Information supplied:
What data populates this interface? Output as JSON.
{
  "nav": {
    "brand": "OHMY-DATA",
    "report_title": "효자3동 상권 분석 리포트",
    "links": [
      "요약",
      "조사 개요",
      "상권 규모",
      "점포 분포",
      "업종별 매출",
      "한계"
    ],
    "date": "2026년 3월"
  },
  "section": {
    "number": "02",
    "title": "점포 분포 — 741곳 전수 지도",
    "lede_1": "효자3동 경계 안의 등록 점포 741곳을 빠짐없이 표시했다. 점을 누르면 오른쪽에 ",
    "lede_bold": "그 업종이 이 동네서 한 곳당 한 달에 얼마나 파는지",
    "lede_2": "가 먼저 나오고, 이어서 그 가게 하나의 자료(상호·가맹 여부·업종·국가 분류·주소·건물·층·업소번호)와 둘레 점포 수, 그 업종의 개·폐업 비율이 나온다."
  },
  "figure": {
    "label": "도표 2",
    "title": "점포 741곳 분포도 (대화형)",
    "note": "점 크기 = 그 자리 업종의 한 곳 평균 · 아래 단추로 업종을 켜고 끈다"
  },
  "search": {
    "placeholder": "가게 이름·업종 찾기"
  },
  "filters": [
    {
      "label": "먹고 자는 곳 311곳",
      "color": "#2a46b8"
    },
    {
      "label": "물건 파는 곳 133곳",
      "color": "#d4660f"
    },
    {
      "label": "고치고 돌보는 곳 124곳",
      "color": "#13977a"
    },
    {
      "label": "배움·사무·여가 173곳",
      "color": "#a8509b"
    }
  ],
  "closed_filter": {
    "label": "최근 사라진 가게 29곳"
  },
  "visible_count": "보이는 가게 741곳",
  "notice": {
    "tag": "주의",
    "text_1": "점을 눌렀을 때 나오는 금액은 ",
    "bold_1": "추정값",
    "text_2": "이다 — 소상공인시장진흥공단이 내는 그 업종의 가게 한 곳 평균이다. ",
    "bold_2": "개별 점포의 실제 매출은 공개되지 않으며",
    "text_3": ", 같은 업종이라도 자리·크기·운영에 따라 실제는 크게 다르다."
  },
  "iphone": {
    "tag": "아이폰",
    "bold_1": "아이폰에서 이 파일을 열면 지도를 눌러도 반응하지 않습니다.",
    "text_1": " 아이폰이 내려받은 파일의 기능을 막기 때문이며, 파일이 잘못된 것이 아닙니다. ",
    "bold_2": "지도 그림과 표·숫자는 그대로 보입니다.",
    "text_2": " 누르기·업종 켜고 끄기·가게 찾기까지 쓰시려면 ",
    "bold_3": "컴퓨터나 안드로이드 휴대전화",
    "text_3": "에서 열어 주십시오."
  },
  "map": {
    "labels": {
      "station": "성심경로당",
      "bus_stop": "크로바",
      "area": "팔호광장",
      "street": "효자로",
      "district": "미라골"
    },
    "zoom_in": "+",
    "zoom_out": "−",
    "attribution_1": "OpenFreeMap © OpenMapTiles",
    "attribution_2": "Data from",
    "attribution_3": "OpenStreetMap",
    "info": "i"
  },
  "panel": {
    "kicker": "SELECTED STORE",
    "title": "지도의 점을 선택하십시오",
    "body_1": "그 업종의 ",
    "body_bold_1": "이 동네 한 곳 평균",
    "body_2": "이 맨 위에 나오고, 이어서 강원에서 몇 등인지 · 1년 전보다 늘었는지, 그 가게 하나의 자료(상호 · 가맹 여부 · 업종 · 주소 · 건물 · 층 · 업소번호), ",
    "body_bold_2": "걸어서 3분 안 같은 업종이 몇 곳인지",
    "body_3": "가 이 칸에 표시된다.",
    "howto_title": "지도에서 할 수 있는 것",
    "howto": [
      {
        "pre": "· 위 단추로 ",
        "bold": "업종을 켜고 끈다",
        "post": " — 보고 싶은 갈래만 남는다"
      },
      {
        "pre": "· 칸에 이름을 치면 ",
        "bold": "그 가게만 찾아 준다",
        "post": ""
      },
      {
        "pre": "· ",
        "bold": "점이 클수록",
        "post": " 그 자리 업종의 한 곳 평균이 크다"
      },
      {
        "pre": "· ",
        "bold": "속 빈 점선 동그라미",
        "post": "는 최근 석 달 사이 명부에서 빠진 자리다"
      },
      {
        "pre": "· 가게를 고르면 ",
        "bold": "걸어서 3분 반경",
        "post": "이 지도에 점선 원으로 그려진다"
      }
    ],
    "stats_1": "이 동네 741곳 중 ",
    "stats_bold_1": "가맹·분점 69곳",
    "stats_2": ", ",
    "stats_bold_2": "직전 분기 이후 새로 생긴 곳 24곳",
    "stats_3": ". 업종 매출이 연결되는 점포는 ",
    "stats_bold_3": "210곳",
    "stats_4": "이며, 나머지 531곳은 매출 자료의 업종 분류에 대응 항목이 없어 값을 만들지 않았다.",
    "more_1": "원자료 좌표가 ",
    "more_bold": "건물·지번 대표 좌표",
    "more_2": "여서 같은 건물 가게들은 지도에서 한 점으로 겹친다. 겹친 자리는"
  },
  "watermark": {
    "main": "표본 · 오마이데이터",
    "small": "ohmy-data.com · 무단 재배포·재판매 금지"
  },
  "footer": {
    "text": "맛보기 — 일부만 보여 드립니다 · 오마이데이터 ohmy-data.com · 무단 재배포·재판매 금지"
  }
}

Exercise details:
In full and verbatim, repeat the records given above.

Solution:
What data populates this interface? Output as JSON.
{
  "nav": {
    "brand": "OHMY-DATA",
    "report_title": "효자3동 상권 분석 리포트",
    "links": [
      "요약",
      "조사 개요",
      "상권 규모",
      "점포 분포",
      "업종별 매출",
      "한계"
    ],
    "date": "2026년 3월"
  },
  "section": {
    "number": "02",
    "title": "점포 분포 — 741곳 전수 지도",
    "lede_1": "효자3동 경계 안의 등록 점포 741곳을 빠짐없이 표시했다. 점을 누르면 오른쪽에 ",
    "lede_bold": "그 업종이 이 동네서 한 곳당 한 달에 얼마나 파는지",
    "lede_2": "가 먼저 나오고, 이어서 그 가게 하나의 자료(상호·가맹 여부·업종·국가 분류·주소·건물·층·업소번호)와 둘레 점포 수, 그 업종의 개·폐업 비율이 나온다."
  },
  "figure": {
    "label": "도표 2",
    "title": "점포 741곳 분포도 (대화형)",
    "note": "점 크기 = 그 자리 업종의 한 곳 평균 · 아래 단추로 업종을 켜고 끈다"
  },
  "search": {
    "placeholder": "가게 이름·업종 찾기"
  },
  "filters": [
    {
      "label": "먹고 자는 곳 311곳",
      "color": "#2a46b8"
    },
    {
      "label": "물건 파는 곳 133곳",
      "color": "#d4660f"
    },
    {
      "label": "고치고 돌보는 곳 124곳",
      "color": "#13977a"
    },
    {
      "label": "배움·사무·여가 173곳",
      "color": "#a8509b"
    }
  ],
  "closed_filter": {
    "label": "최근 사라진 가게 29곳"
  },
  "visible_count": "보이는 가게 741곳",
  "notice": {
    "tag": "주의",
    "text_1": "점을 눌렀을 때 나오는 금액은 ",
    "bold_1": "추정값",
    "text_2": "이다 — 소상공인시장진흥공단이 내는 그 업종의 가게 한 곳 평균이다. ",
    "bold_2": "개별 점포의 실제 매출은 공개되지 않으며",
    "text_3": ", 같은 업종이라도 자리·크기·운영에 따라 실제는 크게 다르다."
  },
  "iphone": {
    "tag": "아이폰",
    "bold_1": "아이폰에서 이 파일을 열면 지도를 눌러도 반응하지 않습니다.",
    "text_1": " 아이폰이 내려받은 파일의 기능을 막기 때문이며, 파일이 잘못된 것이 아닙니다. ",
    "bold_2": "지도 그림과 표·숫자는 그대로 보입니다.",
    "text_2": " 누르기·업종 켜고 끄기·가게 찾기까지 쓰시려면 ",
    "bold_3": "컴퓨터나 안드로이드 휴대전화",
    "text_3": "에서 열어 주십시오."
  },
  "map": {
    "labels": {
      "station": "성심경로당",
      "bus_stop": "크로바",
      "area": "팔호광장",
      "street": "효자로",
      "district": "미라골"
    },
    "zoom_in": "+",
    "zoom_out": "−",
    "attribution_1": "OpenFreeMap © OpenMapTiles",
    "attribution_2": "Data from",
    "attribution_3": "OpenStreetMap",
    "info": "i"
  },
  "panel": {
    "kicker": "SELECTED STORE",
    "title": "지도의 점을 선택하십시오",
    "body_1": "그 업종의 ",
    "body_bold_1": "이 동네 한 곳 평균",
    "body_2": "이 맨 위에 나오고, 이어서 강원에서 몇 등인지 · 1년 전보다 늘었는지, 그 가게 하나의 자료(상호 · 가맹 여부 · 업종 · 주소 · 건물 · 층 · 업소번호), ",
    "body_bold_2": "걸어서 3분 안 같은 업종이 몇 곳인지",
    "body_3": "가 이 칸에 표시된다.",
    "howto_title": "지도에서 할 수 있는 것",
    "howto": [
      {
        "pre": "· 위 단추로 ",
        "bold": "업종을 켜고 끈다",
        "post": " — 보고 싶은 갈래만 남는다"
      },
      {
        "pre": "· 칸에 이름을 치면 ",
        "bold": "그 가게만 찾아 준다",
        "post": ""
      },
      {
        "pre": "· ",
        "bold": "점이 클수록",
        "post": " 그 자리 업종의 한 곳 평균이 크다"
      },
      {
        "pre": "· ",
        "bold": "속 빈 점선 동그라미",
        "post": "는 최근 석 달 사이 명부에서 빠진 자리다"
      },
      {
        "pre": "· 가게를 고르면 ",
        "bold": "걸어서 3분 반경",
        "post": "이 지도에 점선 원으로 그려진다"
      }
    ],
    "stats_1": "이 동네 741곳 중 ",
    "stats_bold_1": "가맹·분점 69곳",
    "stats_2": ", ",
    "stats_bold_2": "직전 분기 이후 새로 생긴 곳 24곳",
    "stats_3": ". 업종 매출이 연결되는 점포는 ",
    "stats_bold_3": "210곳",
    "stats_4": "이며, 나머지 531곳은 매출 자료의 업종 분류에 대응 항목이 없어 값을 만들지 않았다.",
    "more_1": "원자료 좌표가 ",
    "more_bold": "건물·지번 대표 좌표",
    "more_2": "여서 같은 건물 가게들은 지도에서 한 점으로 겹친다. 겹친 자리는"
  },
  "watermark": {
    "main": "표본 · 오마이데이터",
    "small": "ohmy-data.com · 무단 재배포·재판매 금지"
  },
  "footer": {
    "text": "맛보기 — 일부만 보여 드립니다 · 오마이데이터 ohmy-data.com · 무단 재배포·재판매 금지"
  }
}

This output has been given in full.